Instructions to follow
Below is some material; transcribe all of it exactly.

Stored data
[Begin]

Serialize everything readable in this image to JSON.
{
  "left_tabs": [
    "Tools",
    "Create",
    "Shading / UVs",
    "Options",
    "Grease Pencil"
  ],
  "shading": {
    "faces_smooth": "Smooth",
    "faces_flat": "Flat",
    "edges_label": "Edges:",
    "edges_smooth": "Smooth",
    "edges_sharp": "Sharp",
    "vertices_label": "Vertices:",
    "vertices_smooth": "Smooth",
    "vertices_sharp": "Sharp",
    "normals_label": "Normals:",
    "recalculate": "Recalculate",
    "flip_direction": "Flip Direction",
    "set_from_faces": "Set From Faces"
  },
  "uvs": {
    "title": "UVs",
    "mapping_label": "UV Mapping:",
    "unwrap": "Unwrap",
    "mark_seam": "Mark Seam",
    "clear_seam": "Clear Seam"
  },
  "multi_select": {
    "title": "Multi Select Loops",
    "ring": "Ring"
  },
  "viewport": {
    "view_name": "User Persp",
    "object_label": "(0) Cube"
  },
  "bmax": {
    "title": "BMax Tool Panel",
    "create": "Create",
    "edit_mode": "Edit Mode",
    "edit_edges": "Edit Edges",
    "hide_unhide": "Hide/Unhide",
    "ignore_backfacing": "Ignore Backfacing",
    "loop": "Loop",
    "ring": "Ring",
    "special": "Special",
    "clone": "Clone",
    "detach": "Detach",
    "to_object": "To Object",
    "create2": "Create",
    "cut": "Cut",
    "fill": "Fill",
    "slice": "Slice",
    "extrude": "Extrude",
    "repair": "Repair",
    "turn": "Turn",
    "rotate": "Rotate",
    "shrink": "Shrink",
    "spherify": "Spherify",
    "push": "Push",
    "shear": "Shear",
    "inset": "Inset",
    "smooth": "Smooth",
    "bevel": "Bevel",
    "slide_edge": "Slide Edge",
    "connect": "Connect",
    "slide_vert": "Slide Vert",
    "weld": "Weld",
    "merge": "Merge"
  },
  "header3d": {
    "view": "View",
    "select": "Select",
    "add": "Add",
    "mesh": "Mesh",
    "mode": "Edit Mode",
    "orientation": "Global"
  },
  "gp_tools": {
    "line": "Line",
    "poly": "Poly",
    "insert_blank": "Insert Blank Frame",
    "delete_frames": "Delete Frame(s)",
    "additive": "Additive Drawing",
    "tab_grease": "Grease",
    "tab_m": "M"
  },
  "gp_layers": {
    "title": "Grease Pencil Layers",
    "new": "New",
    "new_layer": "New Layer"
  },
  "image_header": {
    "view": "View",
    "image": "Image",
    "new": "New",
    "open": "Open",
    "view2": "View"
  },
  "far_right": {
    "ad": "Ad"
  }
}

[End]

Solution for this task
Serialize everything readable in this image to JSON.
{
  "left_tabs": [
    "Tools",
    "Create",
    "Shading / UVs",
    "Options",
    "Grease Pencil"
  ],
  "shading": {
    "faces_smooth": "Smooth",
    "faces_flat": "Flat",
    "edges_label": "Edges:",
    "edges_smooth": "Smooth",
    "edges_sharp": "Sharp",
    "vertices_label": "Vertices:",
    "vertices_smooth": "Smooth",
    "vertices_sharp": "Sharp",
    "normals_label": "Normals:",
    "recalculate": "Recalculate",
    "flip_direction": "Flip Direction",
    "set_from_faces": "Set From Faces"
  },
  "uvs": {
    "title": "UVs",
    "mapping_label": "UV Mapping:",
    "unwrap": "Unwrap",
    "mark_seam": "Mark Seam",
    "clear_seam": "Clear Seam"
  },
  "multi_select": {
    "title": "Multi Select Loops",
    "ring": "Ring"
  },
  "viewport": {
    "view_name": "User Persp",
    "object_label": "(0) Cube"
  },
  "bmax": {
    "title": "BMax Tool Panel",
    "create": "Create",
    "edit_mode": "Edit Mode",
    "edit_edges": "Edit Edges",
    "hide_unhide": "Hide/Unhide",
    "ignore_backfacing": "Ignore Backfacing",
    "loop": "Loop",
    "ring": "Ring",
    "special": "Special",
    "clone": "Clone",
    "detach": "Detach",
    "to_object": "To Object",
    "create2": "Create",
    "cut": "Cut",
    "fill": "Fill",
    "slice": "Slice",
    "extrude": "Extrude",
    "repair": "Repair",
    "turn": "Turn",
    "rotate": "Rotate",
    "shrink": "Shrink",
    "spherify": "Spherify",
    "push": "Push",
    "shear": "Shear",
    "inset": "Inset",
    "smooth": "Smooth",
    "bevel": "Bevel",
    "slide_edge": "Slide Edge",
    "connect": "Connect",
    "slide_vert": "Slide Vert",
    "weld": "Weld",
    "merge": "Merge"
  },
  "header3d": {
    "view": "View",
    "select": "Select",
    "add": "Add",
    "mesh": "Mesh",
    "mode": "Edit Mode",
    "orientation": "Global"
  },
  "gp_tools": {
    "line": "Line",
    "poly": "Poly",
    "insert_blank": "Insert Blank Frame",
    "delete_frames": "Delete Frame(s)",
    "additive": "Additive Drawing",
    "tab_grease": "Grease",
    "tab_m": "M"
  },
  "gp_layers": {
    "title": "Grease Pencil Layers",
    "new": "New",
    "new_layer": "New Layer"
  },
  "image_header": {
    "view": "View",
    "image": "Image",
    "new": "New",
    "open": "Open",
    "view2": "View"
  },
  "far_right": {
    "ad": "Ad"
  }
}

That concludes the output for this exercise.